— Begin —

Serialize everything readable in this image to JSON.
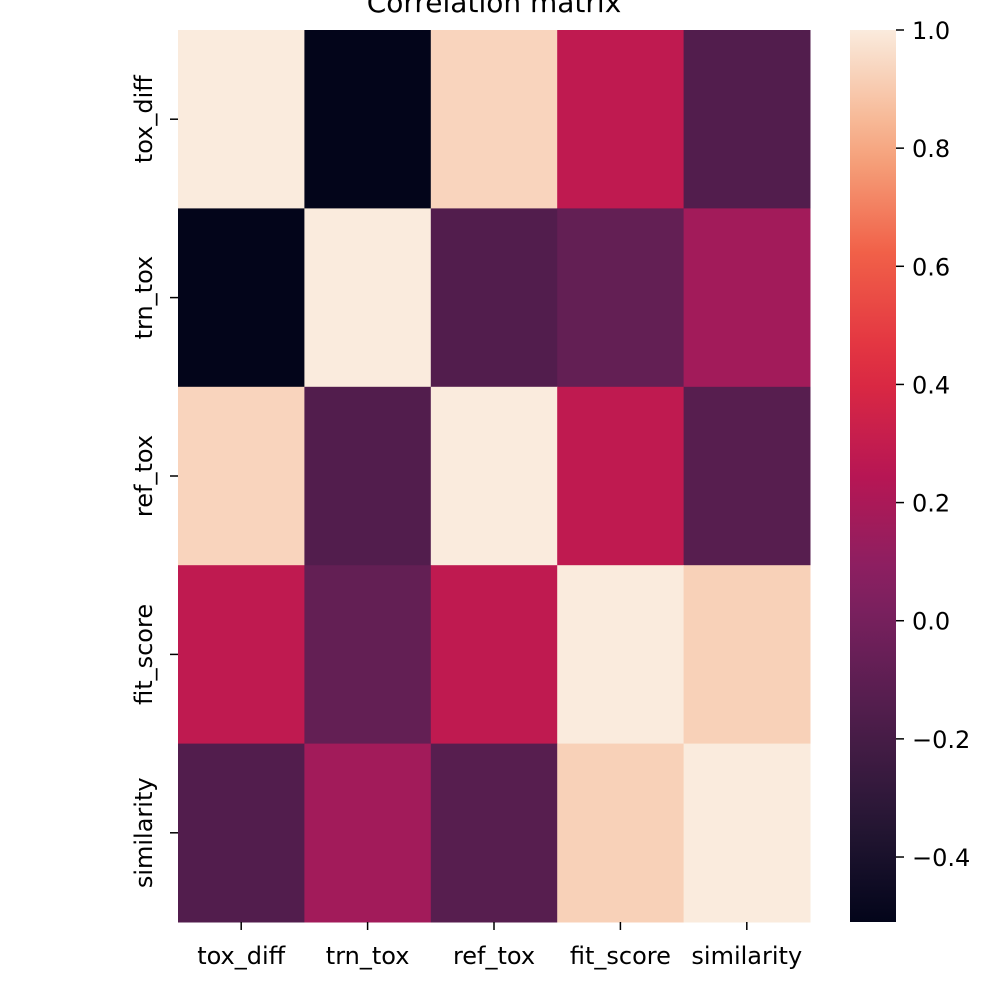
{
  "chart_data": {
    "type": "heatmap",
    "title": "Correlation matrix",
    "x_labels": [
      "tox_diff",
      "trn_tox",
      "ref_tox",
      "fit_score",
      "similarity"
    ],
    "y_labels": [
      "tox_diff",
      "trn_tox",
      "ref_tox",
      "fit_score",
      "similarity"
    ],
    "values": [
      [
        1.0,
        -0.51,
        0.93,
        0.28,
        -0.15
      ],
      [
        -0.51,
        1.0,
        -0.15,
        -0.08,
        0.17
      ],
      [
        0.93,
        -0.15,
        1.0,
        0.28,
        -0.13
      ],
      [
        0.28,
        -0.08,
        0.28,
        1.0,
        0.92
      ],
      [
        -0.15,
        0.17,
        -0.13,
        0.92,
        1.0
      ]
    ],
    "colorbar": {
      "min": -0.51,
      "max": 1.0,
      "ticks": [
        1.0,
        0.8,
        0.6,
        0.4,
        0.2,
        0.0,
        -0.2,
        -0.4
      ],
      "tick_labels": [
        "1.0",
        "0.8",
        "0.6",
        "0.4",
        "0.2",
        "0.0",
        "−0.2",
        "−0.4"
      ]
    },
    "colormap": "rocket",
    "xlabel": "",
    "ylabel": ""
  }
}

— End —
— Begin —

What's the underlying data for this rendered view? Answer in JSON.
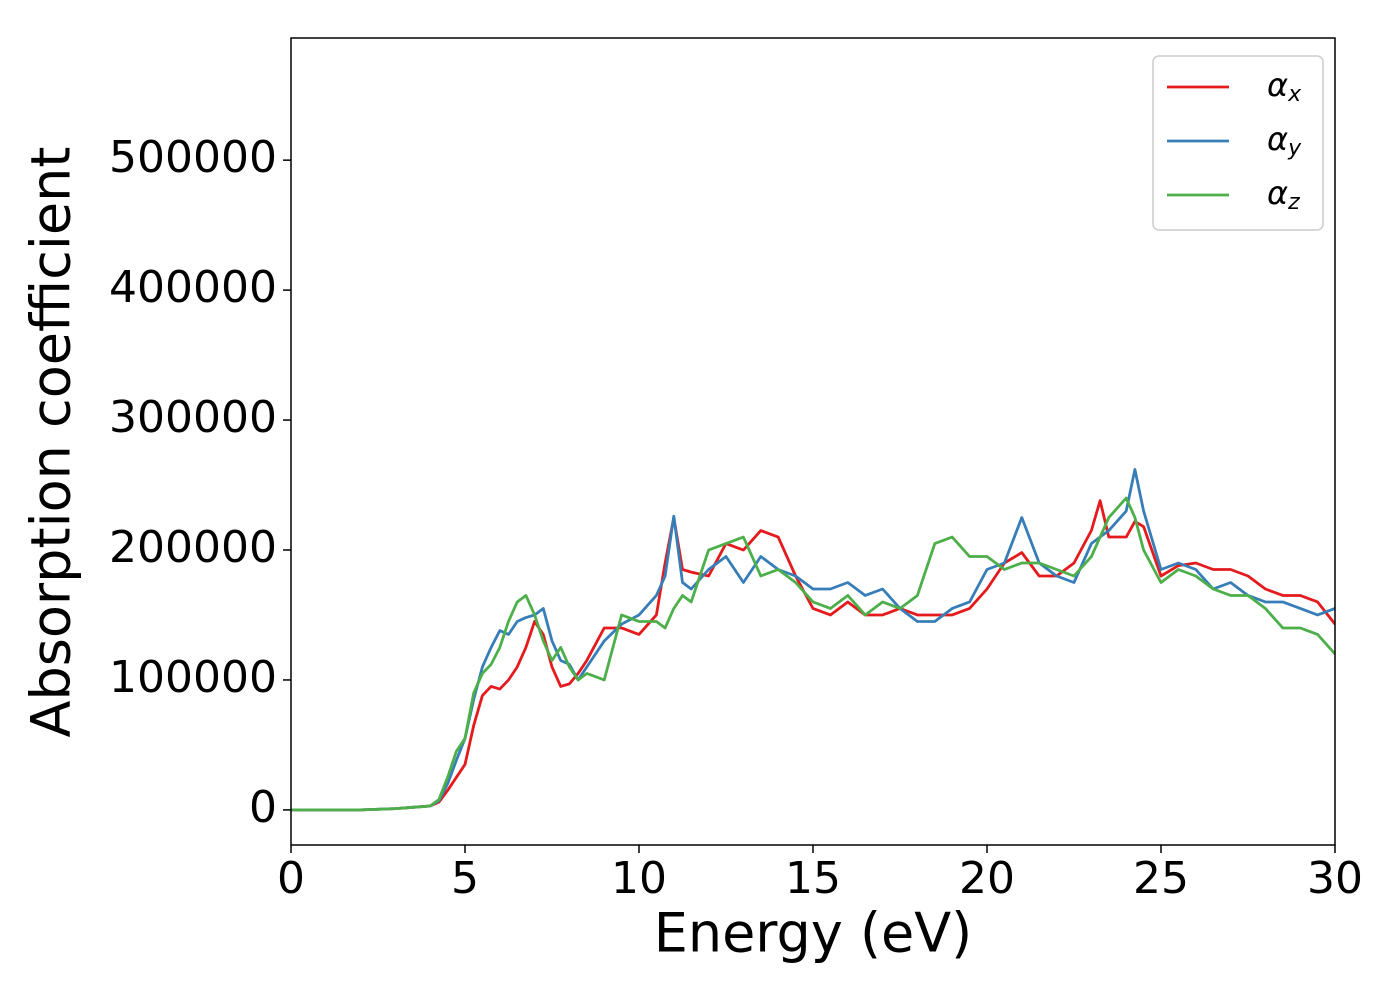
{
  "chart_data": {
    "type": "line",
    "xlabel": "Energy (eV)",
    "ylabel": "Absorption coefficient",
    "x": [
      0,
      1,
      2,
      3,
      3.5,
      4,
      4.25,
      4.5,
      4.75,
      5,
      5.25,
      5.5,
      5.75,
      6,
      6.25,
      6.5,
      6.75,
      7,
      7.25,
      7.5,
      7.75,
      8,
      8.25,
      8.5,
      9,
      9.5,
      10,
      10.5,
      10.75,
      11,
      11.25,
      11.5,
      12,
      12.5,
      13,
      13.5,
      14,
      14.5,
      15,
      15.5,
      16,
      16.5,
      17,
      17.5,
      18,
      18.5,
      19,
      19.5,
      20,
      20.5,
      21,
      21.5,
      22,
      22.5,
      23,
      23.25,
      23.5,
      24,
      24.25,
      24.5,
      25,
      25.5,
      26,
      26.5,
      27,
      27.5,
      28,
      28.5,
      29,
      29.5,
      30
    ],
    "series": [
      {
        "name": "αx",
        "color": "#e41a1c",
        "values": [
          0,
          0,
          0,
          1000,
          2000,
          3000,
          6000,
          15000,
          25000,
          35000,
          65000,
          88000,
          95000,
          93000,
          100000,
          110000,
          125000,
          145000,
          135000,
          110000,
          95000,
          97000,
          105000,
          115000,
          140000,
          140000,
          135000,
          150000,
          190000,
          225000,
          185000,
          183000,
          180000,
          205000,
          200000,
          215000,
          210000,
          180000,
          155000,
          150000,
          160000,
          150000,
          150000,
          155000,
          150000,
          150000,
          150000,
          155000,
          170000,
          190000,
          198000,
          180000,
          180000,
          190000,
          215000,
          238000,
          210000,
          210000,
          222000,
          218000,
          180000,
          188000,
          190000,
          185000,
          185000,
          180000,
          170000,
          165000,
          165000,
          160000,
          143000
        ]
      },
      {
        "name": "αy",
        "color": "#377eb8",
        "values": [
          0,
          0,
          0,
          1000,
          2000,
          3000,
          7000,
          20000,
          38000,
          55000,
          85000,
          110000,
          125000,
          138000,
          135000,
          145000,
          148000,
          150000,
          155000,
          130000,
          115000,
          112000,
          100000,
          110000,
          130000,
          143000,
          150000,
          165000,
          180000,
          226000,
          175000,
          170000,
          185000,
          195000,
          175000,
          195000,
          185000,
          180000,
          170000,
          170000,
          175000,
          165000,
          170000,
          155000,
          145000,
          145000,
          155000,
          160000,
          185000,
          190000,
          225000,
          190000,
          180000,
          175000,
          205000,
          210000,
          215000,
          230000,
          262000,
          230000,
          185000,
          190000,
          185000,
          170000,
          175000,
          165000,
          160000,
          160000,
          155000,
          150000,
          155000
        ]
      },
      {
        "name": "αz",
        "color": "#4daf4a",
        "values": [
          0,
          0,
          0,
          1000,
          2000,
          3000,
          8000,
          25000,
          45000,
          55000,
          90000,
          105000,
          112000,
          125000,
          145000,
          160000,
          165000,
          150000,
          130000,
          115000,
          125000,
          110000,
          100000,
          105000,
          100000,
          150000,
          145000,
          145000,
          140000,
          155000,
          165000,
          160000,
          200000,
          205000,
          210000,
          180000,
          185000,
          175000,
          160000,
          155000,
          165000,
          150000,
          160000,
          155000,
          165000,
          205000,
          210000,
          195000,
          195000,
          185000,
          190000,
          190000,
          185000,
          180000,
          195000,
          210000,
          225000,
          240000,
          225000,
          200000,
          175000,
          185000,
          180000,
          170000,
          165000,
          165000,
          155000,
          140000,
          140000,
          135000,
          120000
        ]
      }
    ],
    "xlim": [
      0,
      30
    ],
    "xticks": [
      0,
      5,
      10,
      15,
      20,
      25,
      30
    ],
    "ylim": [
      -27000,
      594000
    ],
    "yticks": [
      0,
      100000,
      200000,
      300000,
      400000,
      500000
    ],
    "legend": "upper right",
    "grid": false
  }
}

— End —

Aim of the task:
Pick out the lines that contain "JSON" and copy them.

Output for this exercise:
Serialize everything readable in this image to JSON.
What's the underlying data for this rendered view? Answer in JSON.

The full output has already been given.